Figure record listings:
'''

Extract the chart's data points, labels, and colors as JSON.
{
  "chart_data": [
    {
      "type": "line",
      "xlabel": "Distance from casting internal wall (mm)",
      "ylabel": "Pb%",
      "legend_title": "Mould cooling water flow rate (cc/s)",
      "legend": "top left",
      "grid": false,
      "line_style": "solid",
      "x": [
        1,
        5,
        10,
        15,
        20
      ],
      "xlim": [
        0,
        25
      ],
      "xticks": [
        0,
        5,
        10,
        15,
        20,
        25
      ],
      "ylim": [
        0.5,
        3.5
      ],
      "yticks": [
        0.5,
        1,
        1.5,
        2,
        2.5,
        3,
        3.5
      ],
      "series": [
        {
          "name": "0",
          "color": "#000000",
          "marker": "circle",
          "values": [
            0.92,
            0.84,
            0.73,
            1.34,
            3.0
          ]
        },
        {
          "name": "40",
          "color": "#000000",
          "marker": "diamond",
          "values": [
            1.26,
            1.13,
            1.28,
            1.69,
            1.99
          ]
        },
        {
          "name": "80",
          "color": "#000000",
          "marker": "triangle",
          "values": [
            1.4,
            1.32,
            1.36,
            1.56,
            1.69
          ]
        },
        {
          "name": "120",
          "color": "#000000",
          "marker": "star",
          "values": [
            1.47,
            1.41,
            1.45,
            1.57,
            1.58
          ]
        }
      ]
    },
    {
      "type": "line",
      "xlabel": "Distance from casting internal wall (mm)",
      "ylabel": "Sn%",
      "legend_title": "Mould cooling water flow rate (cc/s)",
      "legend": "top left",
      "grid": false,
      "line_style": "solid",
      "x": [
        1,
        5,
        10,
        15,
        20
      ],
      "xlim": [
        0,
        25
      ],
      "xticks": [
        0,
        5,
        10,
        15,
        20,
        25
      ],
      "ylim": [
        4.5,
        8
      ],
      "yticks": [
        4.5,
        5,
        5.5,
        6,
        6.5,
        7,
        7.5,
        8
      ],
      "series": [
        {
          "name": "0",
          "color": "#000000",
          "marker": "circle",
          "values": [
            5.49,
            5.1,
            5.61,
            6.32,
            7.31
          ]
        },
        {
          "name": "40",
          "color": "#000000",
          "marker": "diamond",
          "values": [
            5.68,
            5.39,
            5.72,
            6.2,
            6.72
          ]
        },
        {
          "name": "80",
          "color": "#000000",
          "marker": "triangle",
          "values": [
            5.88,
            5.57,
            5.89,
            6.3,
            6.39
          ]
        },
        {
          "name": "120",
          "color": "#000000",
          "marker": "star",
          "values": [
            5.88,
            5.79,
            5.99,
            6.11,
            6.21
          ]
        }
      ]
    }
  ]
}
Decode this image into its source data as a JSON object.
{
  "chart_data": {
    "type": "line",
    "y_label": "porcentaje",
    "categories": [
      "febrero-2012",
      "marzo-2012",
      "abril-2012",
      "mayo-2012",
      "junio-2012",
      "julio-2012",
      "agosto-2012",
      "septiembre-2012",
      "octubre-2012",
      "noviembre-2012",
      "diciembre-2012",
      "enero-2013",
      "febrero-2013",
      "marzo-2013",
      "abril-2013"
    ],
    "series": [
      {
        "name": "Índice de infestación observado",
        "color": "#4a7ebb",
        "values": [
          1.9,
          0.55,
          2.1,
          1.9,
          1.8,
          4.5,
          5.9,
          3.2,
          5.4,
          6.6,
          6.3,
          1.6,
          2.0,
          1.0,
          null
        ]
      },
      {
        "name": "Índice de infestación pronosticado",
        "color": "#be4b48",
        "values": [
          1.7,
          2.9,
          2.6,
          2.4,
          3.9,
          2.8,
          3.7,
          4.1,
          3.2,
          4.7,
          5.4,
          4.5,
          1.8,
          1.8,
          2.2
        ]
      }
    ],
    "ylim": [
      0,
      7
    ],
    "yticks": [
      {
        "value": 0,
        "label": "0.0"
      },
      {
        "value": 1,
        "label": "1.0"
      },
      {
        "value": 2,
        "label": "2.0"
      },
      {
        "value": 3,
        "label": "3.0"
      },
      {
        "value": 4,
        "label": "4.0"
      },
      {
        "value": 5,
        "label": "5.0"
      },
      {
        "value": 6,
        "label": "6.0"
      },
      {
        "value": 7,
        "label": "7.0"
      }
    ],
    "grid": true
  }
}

'''

* _DIRECTIONS_
Print the listing above in full, exactly as it is.

* _RESULT BELOW_
Extract the chart's data points, labels, and colors as JSON.
{
  "chart_data": [
    {
      "type": "line",
      "xlabel": "Distance from casting internal wall (mm)",
      "ylabel": "Pb%",
      "legend_title": "Mould cooling water flow rate (cc/s)",
      "legend": "top left",
      "grid": false,
      "line_style": "solid",
      "x": [
        1,
        5,
        10,
        15,
        20
      ],
      "xlim": [
        0,
        25
      ],
      "xticks": [
        0,
        5,
        10,
        15,
        20,
        25
      ],
      "ylim": [
        0.5,
        3.5
      ],
      "yticks": [
        0.5,
        1,
        1.5,
        2,
        2.5,
        3,
        3.5
      ],
      "series": [
        {
          "name": "0",
          "color": "#000000",
          "marker": "circle",
          "values": [
            0.92,
            0.84,
            0.73,
            1.34,
            3.0
          ]
        },
        {
          "name": "40",
          "color": "#000000",
          "marker": "diamond",
          "values": [
            1.26,
            1.13,
            1.28,
            1.69,
            1.99
          ]
        },
        {
          "name": "80",
          "color": "#000000",
          "marker": "triangle",
          "values": [
            1.4,
            1.32,
            1.36,
            1.56,
            1.69
          ]
        },
        {
          "name": "120",
          "color": "#000000",
          "marker": "star",
          "values": [
            1.47,
            1.41,
            1.45,
            1.57,
            1.58
          ]
        }
      ]
    },
    {
      "type": "line",
      "xlabel": "Distance from casting internal wall (mm)",
      "ylabel": "Sn%",
      "legend_title": "Mould cooling water flow rate (cc/s)",
      "legend": "top left",
      "grid": false,
      "line_style": "solid",
      "x": [
        1,
        5,
        10,
        15,
        20
      ],
      "xlim": [
        0,
        25
      ],
      "xticks": [
        0,
        5,
        10,
        15,
        20,
        25
      ],
      "ylim": [
        4.5,
        8
      ],
      "yticks": [
        4.5,
        5,
        5.5,
        6,
        6.5,
        7,
        7.5,
        8
      ],
      "series": [
        {
          "name": "0",
          "color": "#000000",
          "marker": "circle",
          "values": [
            5.49,
            5.1,
            5.61,
            6.32,
            7.31
          ]
        },
        {
          "name": "40",
          "color": "#000000",
          "marker": "diamond",
          "values": [
            5.68,
            5.39,
            5.72,
            6.2,
            6.72
          ]
        },
        {
          "name": "80",
          "color": "#000000",
          "marker": "triangle",
          "values": [
            5.88,
            5.57,
            5.89,
            6.3,
            6.39
          ]
        },
        {
          "name": "120",
          "color": "#000000",
          "marker": "star",
          "values": [
            5.88,
            5.79,
            5.99,
            6.11,
            6.21
          ]
        }
      ]
    }
  ]
}
Decode this image into its source data as a JSON object.
{
  "chart_data": {
    "type": "line",
    "y_label": "porcentaje",
    "categories": [
      "febrero-2012",
      "marzo-2012",
      "abril-2012",
      "mayo-2012",
      "junio-2012",
      "julio-2012",
      "agosto-2012",
      "septiembre-2012",
      "octubre-2012",
      "noviembre-2012",
      "diciembre-2012",
      "enero-2013",
      "febrero-2013",
      "marzo-2013",
      "abril-2013"
    ],
    "series": [
      {
        "name": "Índice de infestación observado",
        "color": "#4a7ebb",
        "values": [
          1.9,
          0.55,
          2.1,
          1.9,
          1.8,
          4.5,
          5.9,
          3.2,
          5.4,
          6.6,
          6.3,
          1.6,
          2.0,
          1.0,
          null
        ]
      },
      {
        "name": "Índice de infestación pronosticado",
        "color": "#be4b48",
        "values": [
          1.7,
          2.9,
          2.6,
          2.4,
          3.9,
          2.8,
          3.7,
          4.1,
          3.2,
          4.7,
          5.4,
          4.5,
          1.8,
          1.8,
          2.2
        ]
      }
    ],
    "ylim": [
      0,
      7
    ],
    "yticks": [
      {
        "value": 0,
        "label": "0.0"
      },
      {
        "value": 1,
        "label": "1.0"
      },
      {
        "value": 2,
        "label": "2.0"
      },
      {
        "value": 3,
        "label": "3.0"
      },
      {
        "value": 4,
        "label": "4.0"
      },
      {
        "value": 5,
        "label": "5.0"
      },
      {
        "value": 6,
        "label": "6.0"
      },
      {
        "value": 7,
        "label": "7.0"
      }
    ],
    "grid": true
  }
}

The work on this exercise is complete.